Records for this task
━━━━

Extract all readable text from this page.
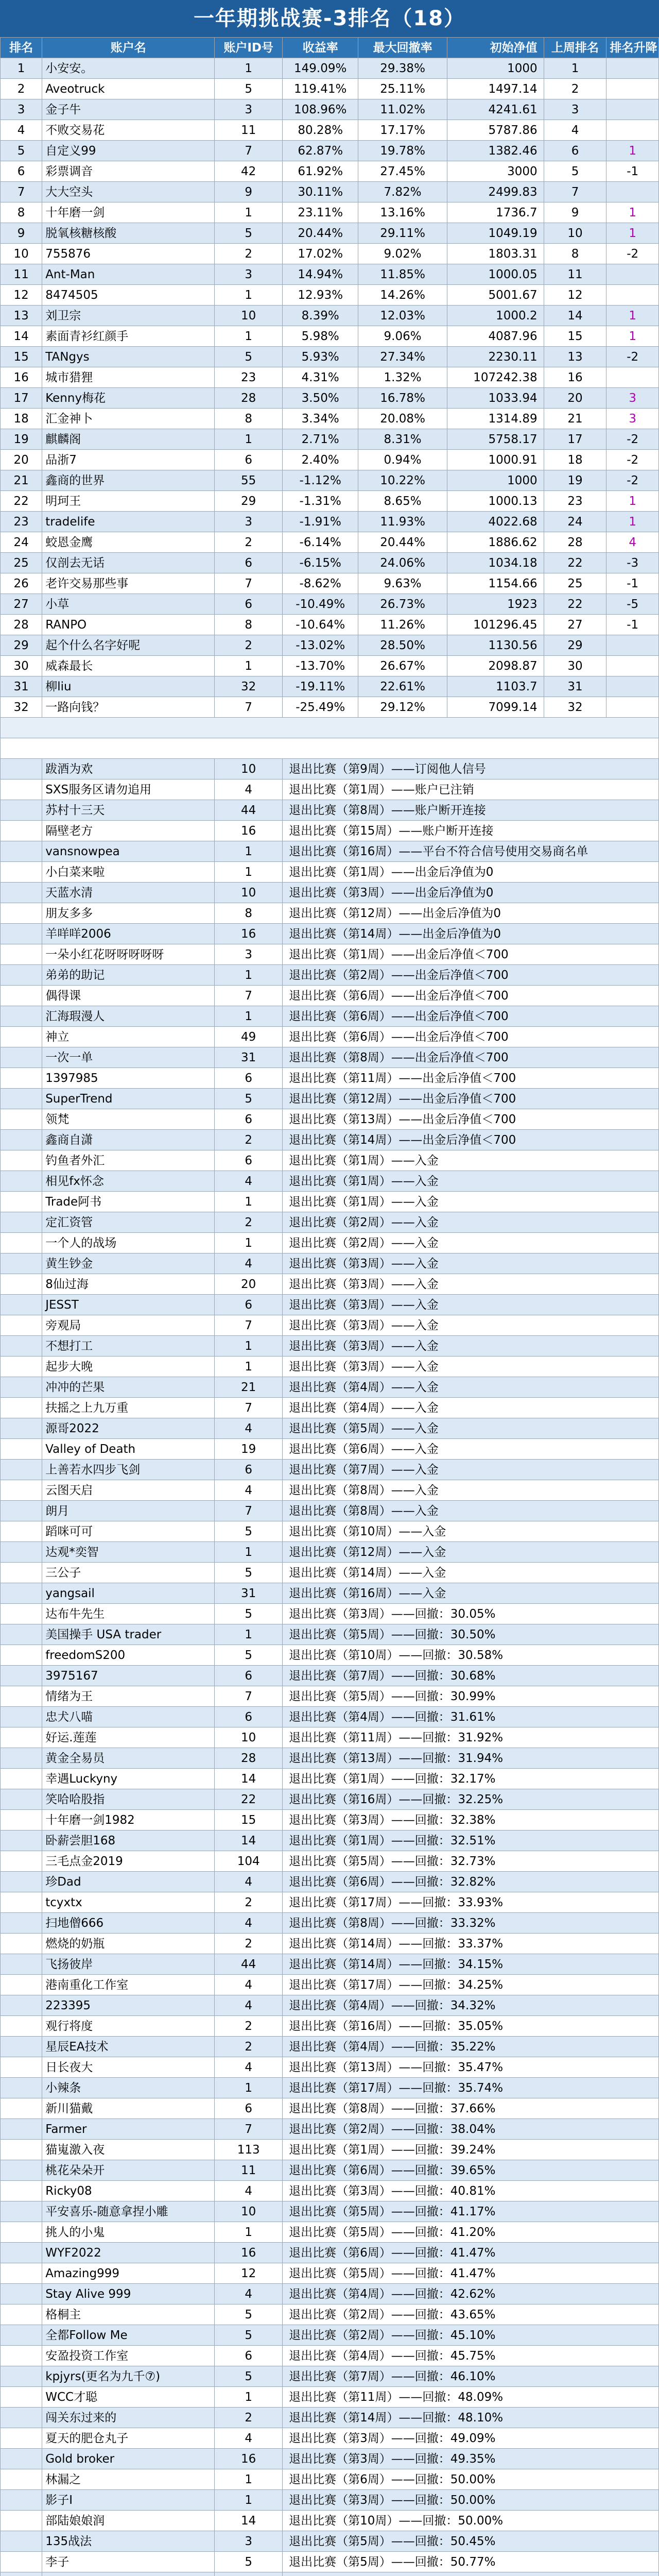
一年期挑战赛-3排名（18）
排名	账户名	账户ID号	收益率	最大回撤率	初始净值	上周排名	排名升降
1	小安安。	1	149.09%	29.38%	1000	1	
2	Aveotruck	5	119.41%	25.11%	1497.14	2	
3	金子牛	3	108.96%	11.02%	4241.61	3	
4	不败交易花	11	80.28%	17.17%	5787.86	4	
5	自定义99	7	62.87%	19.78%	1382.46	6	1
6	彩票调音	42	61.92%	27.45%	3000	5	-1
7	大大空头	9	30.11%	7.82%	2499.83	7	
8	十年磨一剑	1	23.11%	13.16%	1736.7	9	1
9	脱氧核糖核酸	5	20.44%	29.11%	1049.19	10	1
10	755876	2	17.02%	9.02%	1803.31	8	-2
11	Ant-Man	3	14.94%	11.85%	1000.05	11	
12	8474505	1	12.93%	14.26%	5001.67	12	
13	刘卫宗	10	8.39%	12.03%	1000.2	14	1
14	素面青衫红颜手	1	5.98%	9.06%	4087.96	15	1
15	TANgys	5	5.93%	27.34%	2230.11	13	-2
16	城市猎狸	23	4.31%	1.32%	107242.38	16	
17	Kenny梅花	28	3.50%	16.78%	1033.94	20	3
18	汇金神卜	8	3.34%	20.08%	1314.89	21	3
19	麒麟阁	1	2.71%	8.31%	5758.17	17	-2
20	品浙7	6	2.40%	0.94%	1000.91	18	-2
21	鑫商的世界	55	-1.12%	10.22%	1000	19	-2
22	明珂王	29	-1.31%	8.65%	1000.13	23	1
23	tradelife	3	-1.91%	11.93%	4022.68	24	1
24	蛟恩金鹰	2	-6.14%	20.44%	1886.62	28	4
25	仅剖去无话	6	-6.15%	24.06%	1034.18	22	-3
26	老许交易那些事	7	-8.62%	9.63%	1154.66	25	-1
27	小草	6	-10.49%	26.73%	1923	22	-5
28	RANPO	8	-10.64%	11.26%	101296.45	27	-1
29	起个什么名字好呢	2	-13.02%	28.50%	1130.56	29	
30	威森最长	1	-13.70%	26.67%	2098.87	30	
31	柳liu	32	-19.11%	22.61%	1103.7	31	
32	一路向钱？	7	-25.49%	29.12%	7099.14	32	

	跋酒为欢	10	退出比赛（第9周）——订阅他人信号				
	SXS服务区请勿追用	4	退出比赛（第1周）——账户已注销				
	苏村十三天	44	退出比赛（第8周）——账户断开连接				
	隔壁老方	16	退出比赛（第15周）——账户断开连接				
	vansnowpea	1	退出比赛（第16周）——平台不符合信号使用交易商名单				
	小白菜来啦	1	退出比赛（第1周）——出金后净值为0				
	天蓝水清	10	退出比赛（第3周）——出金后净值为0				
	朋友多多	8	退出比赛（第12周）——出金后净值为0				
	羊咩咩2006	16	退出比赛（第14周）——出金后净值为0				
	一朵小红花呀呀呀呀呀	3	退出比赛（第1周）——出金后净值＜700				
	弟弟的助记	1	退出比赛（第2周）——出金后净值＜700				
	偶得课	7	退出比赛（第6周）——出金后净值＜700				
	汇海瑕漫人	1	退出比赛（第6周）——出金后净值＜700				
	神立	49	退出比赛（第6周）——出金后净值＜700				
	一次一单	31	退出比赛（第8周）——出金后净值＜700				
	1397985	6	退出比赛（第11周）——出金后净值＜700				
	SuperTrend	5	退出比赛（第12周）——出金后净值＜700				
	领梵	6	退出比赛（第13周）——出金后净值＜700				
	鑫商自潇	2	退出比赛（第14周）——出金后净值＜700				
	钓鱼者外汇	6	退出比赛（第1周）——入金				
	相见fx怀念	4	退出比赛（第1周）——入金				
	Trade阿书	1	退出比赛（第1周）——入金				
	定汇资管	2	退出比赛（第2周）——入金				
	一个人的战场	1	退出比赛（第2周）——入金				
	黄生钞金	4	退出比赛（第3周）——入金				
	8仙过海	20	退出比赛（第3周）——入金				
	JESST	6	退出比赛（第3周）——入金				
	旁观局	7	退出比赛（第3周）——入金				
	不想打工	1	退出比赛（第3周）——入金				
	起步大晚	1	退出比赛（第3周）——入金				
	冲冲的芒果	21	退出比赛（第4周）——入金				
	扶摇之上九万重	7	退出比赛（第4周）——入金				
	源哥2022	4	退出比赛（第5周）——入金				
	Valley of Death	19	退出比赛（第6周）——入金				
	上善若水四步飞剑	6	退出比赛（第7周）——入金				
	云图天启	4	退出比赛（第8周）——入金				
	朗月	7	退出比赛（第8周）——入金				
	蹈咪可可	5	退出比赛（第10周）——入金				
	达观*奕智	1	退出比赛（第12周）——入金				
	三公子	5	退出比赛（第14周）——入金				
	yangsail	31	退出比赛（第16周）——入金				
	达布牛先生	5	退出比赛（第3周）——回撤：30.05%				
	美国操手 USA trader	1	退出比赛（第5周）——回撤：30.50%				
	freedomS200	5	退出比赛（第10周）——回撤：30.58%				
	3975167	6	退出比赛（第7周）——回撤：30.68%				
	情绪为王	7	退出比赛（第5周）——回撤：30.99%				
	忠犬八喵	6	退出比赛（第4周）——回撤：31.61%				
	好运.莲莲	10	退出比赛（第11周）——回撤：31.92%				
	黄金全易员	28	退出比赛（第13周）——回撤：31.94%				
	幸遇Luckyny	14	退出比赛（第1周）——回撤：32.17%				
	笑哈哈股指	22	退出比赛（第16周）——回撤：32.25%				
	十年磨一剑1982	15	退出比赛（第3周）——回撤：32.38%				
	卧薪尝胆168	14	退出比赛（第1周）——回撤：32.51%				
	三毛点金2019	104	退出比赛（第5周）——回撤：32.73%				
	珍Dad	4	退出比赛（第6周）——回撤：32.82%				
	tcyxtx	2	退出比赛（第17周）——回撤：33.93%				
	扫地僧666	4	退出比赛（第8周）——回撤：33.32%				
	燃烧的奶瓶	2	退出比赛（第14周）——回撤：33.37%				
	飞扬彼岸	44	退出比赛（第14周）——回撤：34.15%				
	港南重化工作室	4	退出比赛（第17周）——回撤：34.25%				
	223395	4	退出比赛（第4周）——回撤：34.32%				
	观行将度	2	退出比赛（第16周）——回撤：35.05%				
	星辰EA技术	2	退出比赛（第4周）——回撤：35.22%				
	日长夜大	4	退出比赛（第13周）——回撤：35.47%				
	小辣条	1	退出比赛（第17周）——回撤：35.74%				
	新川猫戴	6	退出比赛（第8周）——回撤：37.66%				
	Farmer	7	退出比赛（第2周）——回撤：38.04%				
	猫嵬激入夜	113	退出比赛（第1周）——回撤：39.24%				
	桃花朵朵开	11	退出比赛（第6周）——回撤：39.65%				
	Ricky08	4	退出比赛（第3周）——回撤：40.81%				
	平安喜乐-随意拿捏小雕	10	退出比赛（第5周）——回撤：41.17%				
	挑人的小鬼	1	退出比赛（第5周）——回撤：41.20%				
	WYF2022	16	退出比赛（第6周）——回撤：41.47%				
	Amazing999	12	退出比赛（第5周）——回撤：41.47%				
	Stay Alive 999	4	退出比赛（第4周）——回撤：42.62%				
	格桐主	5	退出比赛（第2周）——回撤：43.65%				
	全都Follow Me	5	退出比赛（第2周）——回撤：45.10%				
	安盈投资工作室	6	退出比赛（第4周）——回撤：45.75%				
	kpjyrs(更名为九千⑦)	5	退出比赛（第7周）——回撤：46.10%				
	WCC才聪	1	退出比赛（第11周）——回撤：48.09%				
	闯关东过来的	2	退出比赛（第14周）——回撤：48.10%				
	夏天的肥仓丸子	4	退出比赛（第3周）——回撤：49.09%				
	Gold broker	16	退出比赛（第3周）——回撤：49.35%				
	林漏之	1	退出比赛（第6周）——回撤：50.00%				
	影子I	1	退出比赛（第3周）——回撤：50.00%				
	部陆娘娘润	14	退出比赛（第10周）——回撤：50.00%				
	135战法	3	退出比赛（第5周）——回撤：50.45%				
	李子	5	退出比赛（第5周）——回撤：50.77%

━━━━

Task description
Copy out all lines from the material above that contain the string "账户断开连接".

Reply
	苏村十三天	44	退出比赛（第8周）——账户断开连接				
	隔壁老方	16	退出比赛（第15周）——账户断开连接				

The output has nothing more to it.